# [TEXT]
* start *

Class Activity 5

# Load the required libraries
library(tidyverse)
library(ggplot2)
library(ggthemes)

Problem 1: Changing color and shape scales

In this problem, you will learn about the effects of changing colors, scales, and shapes in ggplot2 for both gradient and discrete color choices. You will be given a series of questions and examples to enhance your understanding. Consider the following scatter plot

# Generate sample data
set.seed(42)
data <- data.frame(
  Category = factor(sample(1:3, 50, replace = TRUE), labels = c("A", "B", "C")),
  X = 10 ^ rnorm(50, mean = 2, sd = 1),
  Y = rnorm(50, mean = 0, sd = 1)
)

p <- ggplot(data, aes(x = X, y = Y, color = Category)) +
  geom_point(size = 3)

p

  1. Modify the scatter plot to use custom colors for each category using scale_color_manual(). What is the effect of changing the colors on the plot’s readability?
Click for answer

Answer: Changing colors using scale_color_manual() allows for better distinction between categories and enhances the plot’s readability.

p <- ggplot(data, aes(x = X, y = Y, color = Category)) +
  geom_point(size = 3) +
  scale_color_manual(values = c("red", "blue", "green"))
p

  1. Modify the scatter plot to use custom shapes for each category using scale_shape_manual(). What is the effect of changing the shapes on the plot’s readability?
Click for answer

Answer: Changing the shapes using scale_shape_manual() helps to distinguish between categories and improves the plot’s readability

p <- ggplot(data, aes(x = X, y = Y, shape = Category,  color = Category)) +
  geom_point(size = 3) +
  scale_shape_manual(values = c("A" = 16, "B" = 17, "C" = 18)) +
  scale_color_manual(values = c("A" = "red", "B" = "blue", "C" = "green"))

p

  1. Try modifying the plot by combining color, shape, and theme customizations. Additionally, try using geom_smooth() to add trend lines for each category. Pay attention to how each element affects the overall readability and interpretability of the plot.

* end *

# [LISTED ENTRIES]
* start *

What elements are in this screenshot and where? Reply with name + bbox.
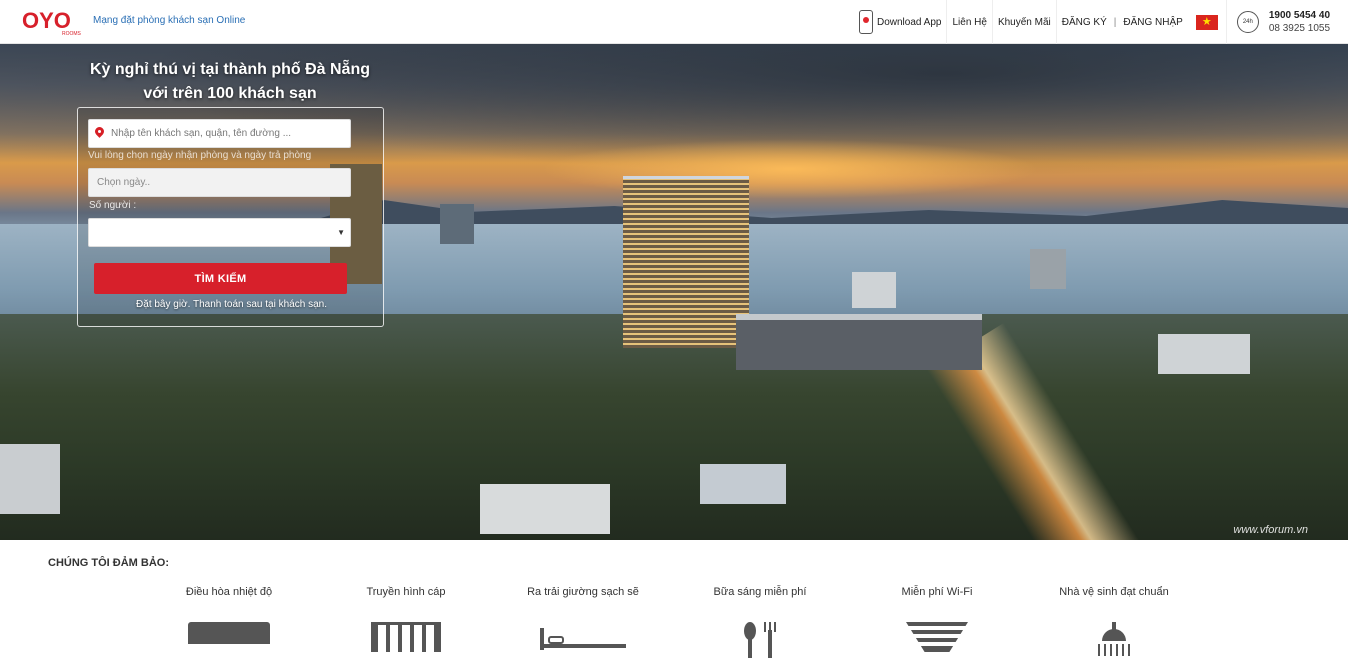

* end *
* start *

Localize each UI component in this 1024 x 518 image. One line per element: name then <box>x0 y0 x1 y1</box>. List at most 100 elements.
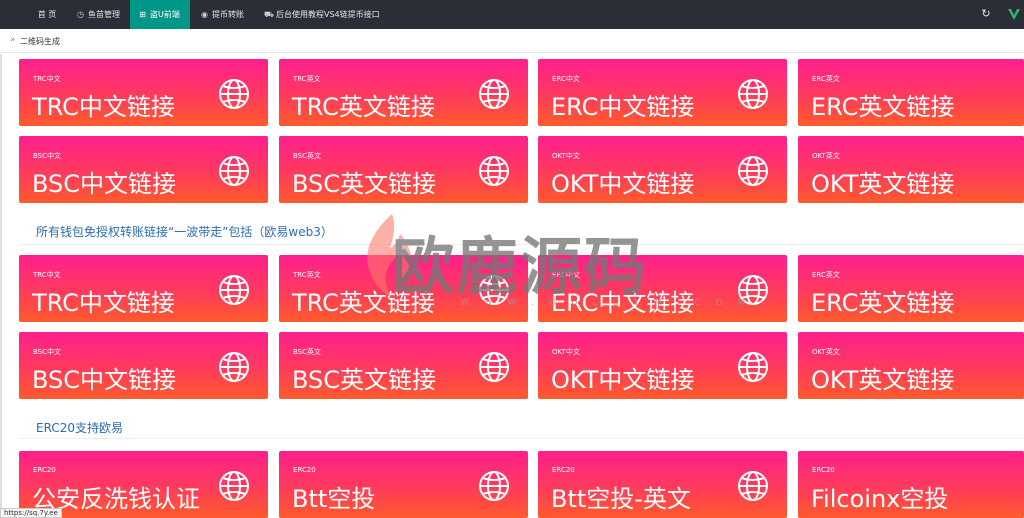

* end *

Using the ggplot2 class activity, explain why the scatter plot's colors are set with scale_color_manual(). Answer in one to three sentences.

# [FINISHED ANSWER]
Setting custom colors for each category with scale_color_manual() makes the categories easier to tell apart, which improves the plot's readability.